[EXERCISE DETAILS]
Transcribe the records below exactly as they appear, omitting any pictures.

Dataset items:
☆ ☆ ☆
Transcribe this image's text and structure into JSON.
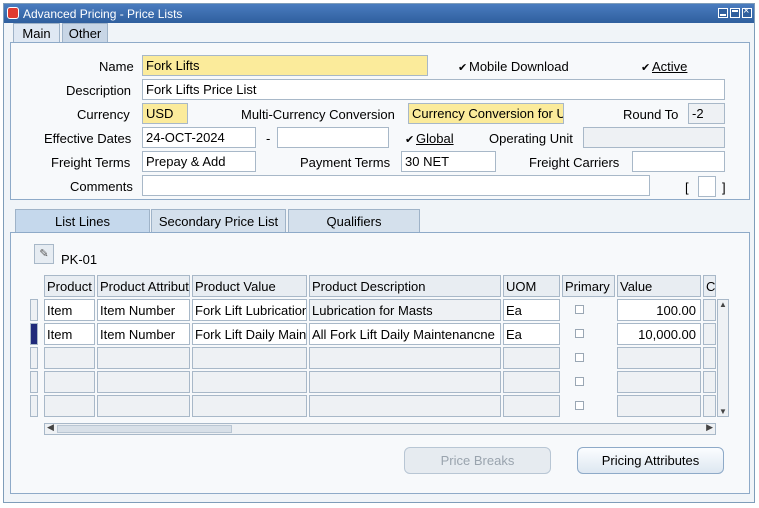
{
  "window": {
    "title": "Advanced Pricing - Price Lists"
  },
  "tabs": [
    {
      "label": "Main"
    },
    {
      "label": "Other"
    }
  ],
  "header": {
    "name_label": "Name",
    "name_value": "Fork Lifts",
    "mobile_download_label": "Mobile Download",
    "mobile_download_checked": true,
    "active_label": "Active",
    "active_checked": true,
    "description_label": "Description",
    "description_value": "Fork Lifts Price List",
    "currency_label": "Currency",
    "currency_value": "USD",
    "multi_currency_label": "Multi-Currency Conversion",
    "multi_currency_value": "Currency Conversion for U",
    "round_to_label": "Round To",
    "round_to_value": "-2",
    "effective_dates_label": "Effective Dates",
    "effective_from": "24-OCT-2024",
    "effective_dash": "-",
    "effective_to": "",
    "global_label": "Global",
    "global_checked": true,
    "operating_unit_label": "Operating Unit",
    "operating_unit_value": "",
    "freight_terms_label": "Freight Terms",
    "freight_terms_value": "Prepay & Add",
    "payment_terms_label": "Payment Terms",
    "payment_terms_value": "30 NET",
    "freight_carriers_label": "Freight Carriers",
    "freight_carriers_value": "",
    "comments_label": "Comments",
    "comments_value": "",
    "bracket_open": "[",
    "bracket_close": "]"
  },
  "lines_tabs": [
    {
      "label": "List Lines"
    },
    {
      "label": "Secondary Price List"
    },
    {
      "label": "Qualifiers"
    }
  ],
  "folder": {
    "name": "PK-01"
  },
  "columns": [
    {
      "label": "Product"
    },
    {
      "label": "Product Attribut"
    },
    {
      "label": "Product Value"
    },
    {
      "label": "Product Description"
    },
    {
      "label": "UOM"
    },
    {
      "label": "Primary"
    },
    {
      "label": "Value"
    },
    {
      "label": "C"
    }
  ],
  "rows": [
    {
      "product": "Item",
      "attribute": "Item Number",
      "value": "Fork Lift Lubrication",
      "description": "Lubrication for Masts",
      "uom": "Ea",
      "primary": false,
      "price": "100.00"
    },
    {
      "product": "Item",
      "attribute": "Item Number",
      "value": "Fork Lift Daily Main",
      "description": "All Fork Lift Daily Maintenancne",
      "uom": "Ea",
      "primary": false,
      "price": "10,000.00"
    }
  ],
  "buttons": {
    "price_breaks": "Price Breaks",
    "pricing_attributes": "Pricing Attributes"
  }
}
☆ ☆ ☆
[OUTPUT]
Transcribe this image's text and structure into JSON.
{
  "window": {
    "title": "Advanced Pricing - Price Lists"
  },
  "tabs": [
    {
      "label": "Main"
    },
    {
      "label": "Other"
    }
  ],
  "header": {
    "name_label": "Name",
    "name_value": "Fork Lifts",
    "mobile_download_label": "Mobile Download",
    "mobile_download_checked": true,
    "active_label": "Active",
    "active_checked": true,
    "description_label": "Description",
    "description_value": "Fork Lifts Price List",
    "currency_label": "Currency",
    "currency_value": "USD",
    "multi_currency_label": "Multi-Currency Conversion",
    "multi_currency_value": "Currency Conversion for U",
    "round_to_label": "Round To",
    "round_to_value": "-2",
    "effective_dates_label": "Effective Dates",
    "effective_from": "24-OCT-2024",
    "effective_dash": "-",
    "effective_to": "",
    "global_label": "Global",
    "global_checked": true,
    "operating_unit_label": "Operating Unit",
    "operating_unit_value": "",
    "freight_terms_label": "Freight Terms",
    "freight_terms_value": "Prepay & Add",
    "payment_terms_label": "Payment Terms",
    "payment_terms_value": "30 NET",
    "freight_carriers_label": "Freight Carriers",
    "freight_carriers_value": "",
    "comments_label": "Comments",
    "comments_value": "",
    "bracket_open": "[",
    "bracket_close": "]"
  },
  "lines_tabs": [
    {
      "label": "List Lines"
    },
    {
      "label": "Secondary Price List"
    },
    {
      "label": "Qualifiers"
    }
  ],
  "folder": {
    "name": "PK-01"
  },
  "columns": [
    {
      "label": "Product"
    },
    {
      "label": "Product Attribut"
    },
    {
      "label": "Product Value"
    },
    {
      "label": "Product Description"
    },
    {
      "label": "UOM"
    },
    {
      "label": "Primary"
    },
    {
      "label": "Value"
    },
    {
      "label": "C"
    }
  ],
  "rows": [
    {
      "product": "Item",
      "attribute": "Item Number",
      "value": "Fork Lift Lubrication",
      "description": "Lubrication for Masts",
      "uom": "Ea",
      "primary": false,
      "price": "100.00"
    },
    {
      "product": "Item",
      "attribute": "Item Number",
      "value": "Fork Lift Daily Main",
      "description": "All Fork Lift Daily Maintenancne",
      "uom": "Ea",
      "primary": false,
      "price": "10,000.00"
    }
  ],
  "buttons": {
    "price_breaks": "Price Breaks",
    "pricing_attributes": "Pricing Attributes"
  }
}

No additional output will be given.